— Stated goal —
In the entries below, find the lines with the word "data" and copy them.

[Stored entries]

————————

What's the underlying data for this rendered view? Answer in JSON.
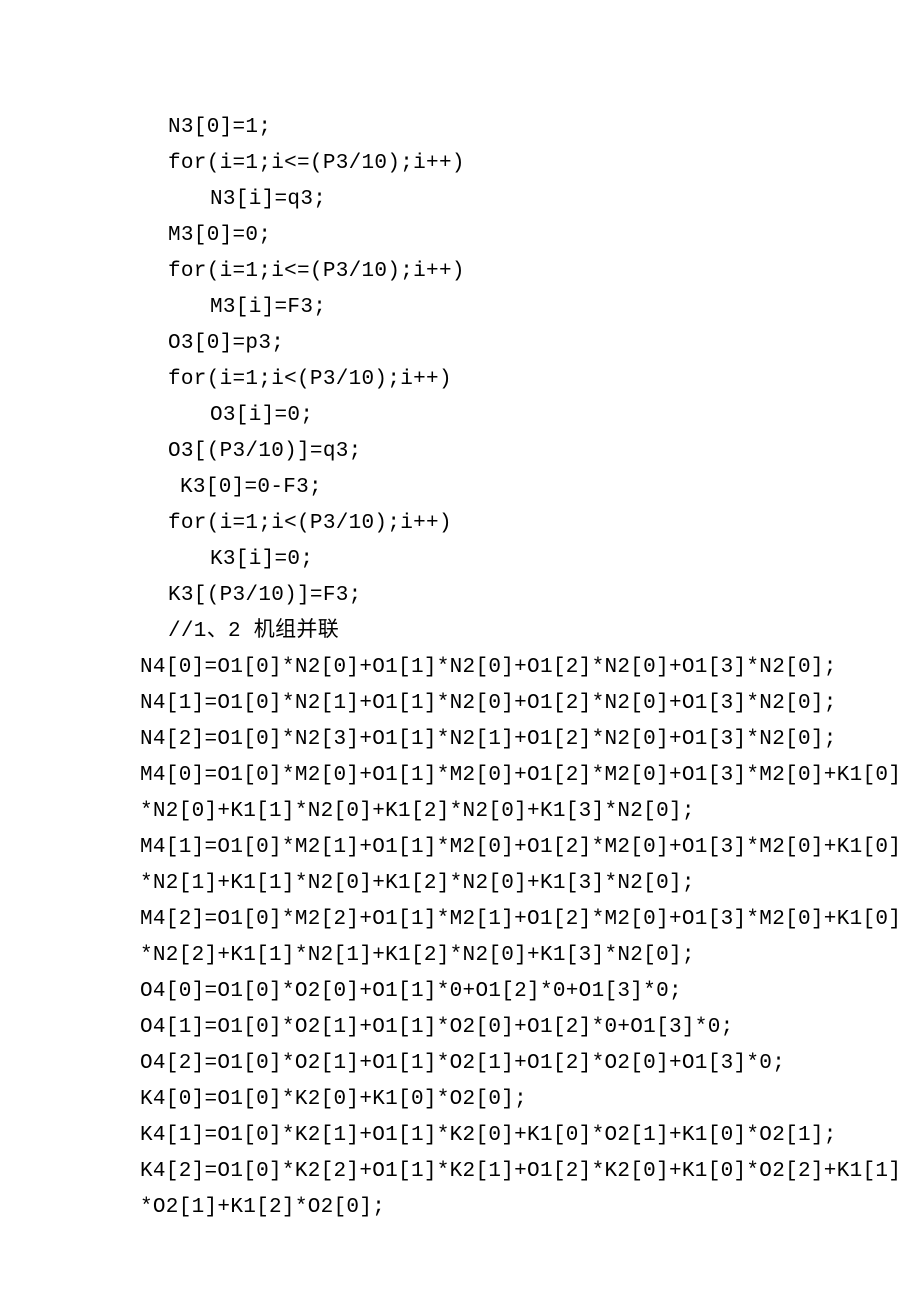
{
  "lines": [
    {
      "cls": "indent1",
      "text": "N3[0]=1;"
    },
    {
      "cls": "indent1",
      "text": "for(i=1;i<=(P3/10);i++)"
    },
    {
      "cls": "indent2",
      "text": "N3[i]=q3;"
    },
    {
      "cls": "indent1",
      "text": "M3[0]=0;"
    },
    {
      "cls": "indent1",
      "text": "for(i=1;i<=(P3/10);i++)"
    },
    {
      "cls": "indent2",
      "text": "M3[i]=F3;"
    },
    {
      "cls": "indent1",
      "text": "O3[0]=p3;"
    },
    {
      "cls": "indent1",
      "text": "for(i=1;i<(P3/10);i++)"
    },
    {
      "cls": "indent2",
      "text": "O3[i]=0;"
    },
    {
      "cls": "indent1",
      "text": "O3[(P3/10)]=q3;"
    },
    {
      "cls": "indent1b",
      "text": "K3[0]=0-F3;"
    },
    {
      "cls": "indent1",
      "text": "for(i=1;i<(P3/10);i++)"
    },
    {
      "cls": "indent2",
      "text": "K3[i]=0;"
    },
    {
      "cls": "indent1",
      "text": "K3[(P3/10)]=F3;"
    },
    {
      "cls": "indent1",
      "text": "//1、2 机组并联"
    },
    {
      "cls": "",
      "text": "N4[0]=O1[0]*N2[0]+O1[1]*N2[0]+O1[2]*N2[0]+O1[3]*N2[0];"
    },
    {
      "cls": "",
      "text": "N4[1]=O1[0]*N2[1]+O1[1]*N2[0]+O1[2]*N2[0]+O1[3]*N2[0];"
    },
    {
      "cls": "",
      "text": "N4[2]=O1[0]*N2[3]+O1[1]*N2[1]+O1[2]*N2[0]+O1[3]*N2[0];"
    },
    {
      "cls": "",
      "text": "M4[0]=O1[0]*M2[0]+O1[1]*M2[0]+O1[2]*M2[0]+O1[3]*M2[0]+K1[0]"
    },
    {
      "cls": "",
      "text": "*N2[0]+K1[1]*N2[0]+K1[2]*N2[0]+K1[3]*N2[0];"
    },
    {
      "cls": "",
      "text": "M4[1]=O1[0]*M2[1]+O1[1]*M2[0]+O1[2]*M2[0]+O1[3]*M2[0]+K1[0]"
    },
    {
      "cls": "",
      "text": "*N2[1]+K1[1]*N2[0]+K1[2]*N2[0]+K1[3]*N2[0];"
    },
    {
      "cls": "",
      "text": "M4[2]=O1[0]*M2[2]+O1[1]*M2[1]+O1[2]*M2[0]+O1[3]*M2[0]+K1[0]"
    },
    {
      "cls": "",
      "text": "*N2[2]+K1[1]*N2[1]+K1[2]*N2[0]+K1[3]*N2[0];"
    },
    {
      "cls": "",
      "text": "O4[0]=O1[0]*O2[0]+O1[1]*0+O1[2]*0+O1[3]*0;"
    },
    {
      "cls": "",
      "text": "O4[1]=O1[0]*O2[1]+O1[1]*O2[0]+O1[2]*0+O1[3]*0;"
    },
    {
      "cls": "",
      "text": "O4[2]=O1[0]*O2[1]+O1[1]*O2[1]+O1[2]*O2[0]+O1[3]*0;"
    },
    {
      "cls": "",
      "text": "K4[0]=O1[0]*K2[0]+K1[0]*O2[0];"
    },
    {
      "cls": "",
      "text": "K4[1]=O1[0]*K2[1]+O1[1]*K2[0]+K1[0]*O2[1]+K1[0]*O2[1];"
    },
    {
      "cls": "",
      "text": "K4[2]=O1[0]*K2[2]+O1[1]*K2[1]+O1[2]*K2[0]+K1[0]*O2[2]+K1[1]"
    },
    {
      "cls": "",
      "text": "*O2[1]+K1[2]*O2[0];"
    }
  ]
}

————————

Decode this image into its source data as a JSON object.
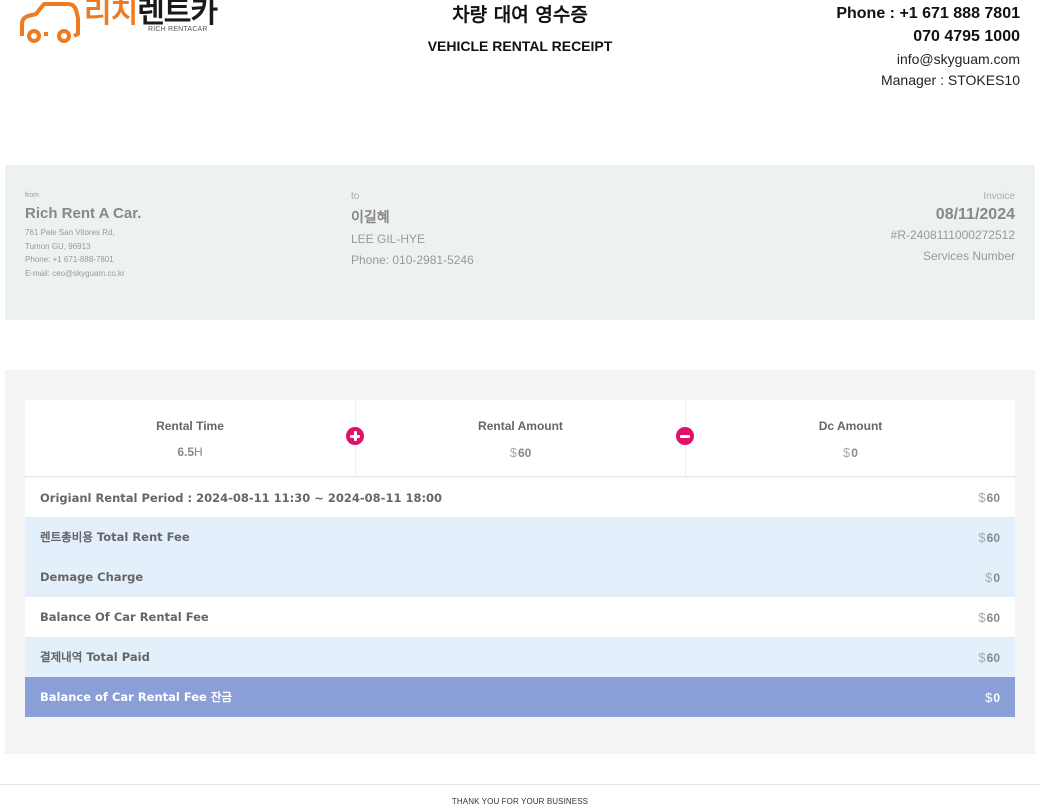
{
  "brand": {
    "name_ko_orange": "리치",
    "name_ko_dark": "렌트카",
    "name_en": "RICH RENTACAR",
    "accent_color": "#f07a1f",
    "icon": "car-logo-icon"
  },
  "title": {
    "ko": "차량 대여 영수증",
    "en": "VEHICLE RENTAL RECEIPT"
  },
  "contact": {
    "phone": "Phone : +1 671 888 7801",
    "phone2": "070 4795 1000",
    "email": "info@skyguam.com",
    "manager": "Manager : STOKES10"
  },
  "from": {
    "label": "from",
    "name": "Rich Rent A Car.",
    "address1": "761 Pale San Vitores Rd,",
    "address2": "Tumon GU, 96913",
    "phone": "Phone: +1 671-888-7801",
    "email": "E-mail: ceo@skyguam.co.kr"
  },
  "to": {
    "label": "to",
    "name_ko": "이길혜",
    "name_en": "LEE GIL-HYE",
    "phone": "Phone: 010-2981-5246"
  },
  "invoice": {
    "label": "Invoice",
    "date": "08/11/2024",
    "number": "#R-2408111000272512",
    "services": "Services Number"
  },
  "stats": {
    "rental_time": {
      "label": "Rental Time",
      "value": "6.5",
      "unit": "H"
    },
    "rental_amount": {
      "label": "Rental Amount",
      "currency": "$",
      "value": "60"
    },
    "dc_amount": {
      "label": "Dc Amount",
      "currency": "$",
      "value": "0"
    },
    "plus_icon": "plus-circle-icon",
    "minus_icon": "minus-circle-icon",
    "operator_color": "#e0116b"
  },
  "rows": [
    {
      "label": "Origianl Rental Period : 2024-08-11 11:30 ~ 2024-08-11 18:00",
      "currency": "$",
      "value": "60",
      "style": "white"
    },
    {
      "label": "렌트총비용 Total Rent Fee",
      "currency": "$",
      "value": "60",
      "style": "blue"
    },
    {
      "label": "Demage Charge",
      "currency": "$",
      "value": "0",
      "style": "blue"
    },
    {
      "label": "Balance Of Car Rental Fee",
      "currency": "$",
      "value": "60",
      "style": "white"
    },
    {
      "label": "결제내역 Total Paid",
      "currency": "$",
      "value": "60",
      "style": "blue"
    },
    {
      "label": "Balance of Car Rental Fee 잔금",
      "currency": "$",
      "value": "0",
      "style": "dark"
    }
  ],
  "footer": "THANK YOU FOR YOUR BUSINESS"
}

————————

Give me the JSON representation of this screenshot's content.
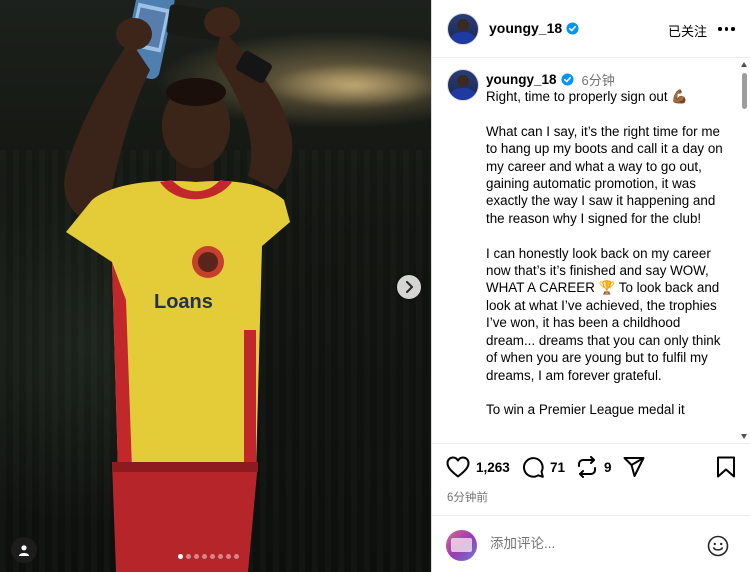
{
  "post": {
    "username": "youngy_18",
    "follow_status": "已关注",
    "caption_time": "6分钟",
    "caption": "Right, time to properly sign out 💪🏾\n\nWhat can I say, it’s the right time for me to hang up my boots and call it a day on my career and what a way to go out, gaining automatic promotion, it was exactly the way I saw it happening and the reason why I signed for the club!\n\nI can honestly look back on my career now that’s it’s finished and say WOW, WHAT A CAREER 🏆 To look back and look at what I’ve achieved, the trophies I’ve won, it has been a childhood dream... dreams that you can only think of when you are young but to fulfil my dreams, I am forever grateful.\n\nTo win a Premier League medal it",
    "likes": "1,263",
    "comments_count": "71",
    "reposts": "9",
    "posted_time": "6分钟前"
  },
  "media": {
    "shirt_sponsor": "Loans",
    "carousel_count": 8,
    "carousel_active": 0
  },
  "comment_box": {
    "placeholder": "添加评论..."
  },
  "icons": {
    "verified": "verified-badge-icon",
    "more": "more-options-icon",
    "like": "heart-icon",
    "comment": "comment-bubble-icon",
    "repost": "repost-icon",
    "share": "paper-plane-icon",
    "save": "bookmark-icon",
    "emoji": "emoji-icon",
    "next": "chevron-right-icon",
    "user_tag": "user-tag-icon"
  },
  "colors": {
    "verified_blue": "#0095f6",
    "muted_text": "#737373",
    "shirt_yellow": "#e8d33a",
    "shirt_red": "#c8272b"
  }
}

————————

— Written reply —
What's the underlying data for this rendered view? Answer in JSON.
Decode this image into its source data as a JSON object.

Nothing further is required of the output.